* The input *
..............................
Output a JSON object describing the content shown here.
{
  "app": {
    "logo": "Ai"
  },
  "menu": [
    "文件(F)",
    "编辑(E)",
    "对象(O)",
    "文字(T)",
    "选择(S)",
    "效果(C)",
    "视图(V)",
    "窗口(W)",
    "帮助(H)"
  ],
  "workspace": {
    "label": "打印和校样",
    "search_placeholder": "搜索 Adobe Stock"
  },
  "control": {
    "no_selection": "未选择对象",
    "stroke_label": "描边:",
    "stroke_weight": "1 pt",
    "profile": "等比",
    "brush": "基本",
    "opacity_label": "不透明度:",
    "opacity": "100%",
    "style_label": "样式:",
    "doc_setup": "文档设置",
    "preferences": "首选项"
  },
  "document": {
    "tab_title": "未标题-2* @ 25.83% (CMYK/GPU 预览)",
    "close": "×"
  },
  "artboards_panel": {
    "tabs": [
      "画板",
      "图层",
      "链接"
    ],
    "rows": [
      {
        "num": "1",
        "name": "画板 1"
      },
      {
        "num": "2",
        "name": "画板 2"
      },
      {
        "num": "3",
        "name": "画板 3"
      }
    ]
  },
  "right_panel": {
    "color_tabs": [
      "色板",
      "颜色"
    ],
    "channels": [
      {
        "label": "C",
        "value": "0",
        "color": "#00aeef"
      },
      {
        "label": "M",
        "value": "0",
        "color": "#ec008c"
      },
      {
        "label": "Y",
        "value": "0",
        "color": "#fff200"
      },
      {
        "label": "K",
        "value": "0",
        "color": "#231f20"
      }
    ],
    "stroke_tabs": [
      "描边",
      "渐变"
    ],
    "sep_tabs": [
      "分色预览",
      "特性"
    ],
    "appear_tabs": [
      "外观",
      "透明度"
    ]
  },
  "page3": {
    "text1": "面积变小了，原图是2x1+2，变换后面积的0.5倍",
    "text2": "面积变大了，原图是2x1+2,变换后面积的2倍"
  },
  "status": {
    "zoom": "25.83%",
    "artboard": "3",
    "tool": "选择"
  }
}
..............................
* Work to be completed *
Reproduce each entry word for word.

* Solution for this task *
Output a JSON object describing the content shown here.
{
  "app": {
    "logo": "Ai"
  },
  "menu": [
    "文件(F)",
    "编辑(E)",
    "对象(O)",
    "文字(T)",
    "选择(S)",
    "效果(C)",
    "视图(V)",
    "窗口(W)",
    "帮助(H)"
  ],
  "workspace": {
    "label": "打印和校样",
    "search_placeholder": "搜索 Adobe Stock"
  },
  "control": {
    "no_selection": "未选择对象",
    "stroke_label": "描边:",
    "stroke_weight": "1 pt",
    "profile": "等比",
    "brush": "基本",
    "opacity_label": "不透明度:",
    "opacity": "100%",
    "style_label": "样式:",
    "doc_setup": "文档设置",
    "preferences": "首选项"
  },
  "document": {
    "tab_title": "未标题-2* @ 25.83% (CMYK/GPU 预览)",
    "close": "×"
  },
  "artboards_panel": {
    "tabs": [
      "画板",
      "图层",
      "链接"
    ],
    "rows": [
      {
        "num": "1",
        "name": "画板 1"
      },
      {
        "num": "2",
        "name": "画板 2"
      },
      {
        "num": "3",
        "name": "画板 3"
      }
    ]
  },
  "right_panel": {
    "color_tabs": [
      "色板",
      "颜色"
    ],
    "channels": [
      {
        "label": "C",
        "value": "0",
        "color": "#00aeef"
      },
      {
        "label": "M",
        "value": "0",
        "color": "#ec008c"
      },
      {
        "label": "Y",
        "value": "0",
        "color": "#fff200"
      },
      {
        "label": "K",
        "value": "0",
        "color": "#231f20"
      }
    ],
    "stroke_tabs": [
      "描边",
      "渐变"
    ],
    "sep_tabs": [
      "分色预览",
      "特性"
    ],
    "appear_tabs": [
      "外观",
      "透明度"
    ]
  },
  "page3": {
    "text1": "面积变小了，原图是2x1+2，变换后面积的0.5倍",
    "text2": "面积变大了，原图是2x1+2,变换后面积的2倍"
  },
  "status": {
    "zoom": "25.83%",
    "artboard": "3",
    "tool": "选择"
  }
}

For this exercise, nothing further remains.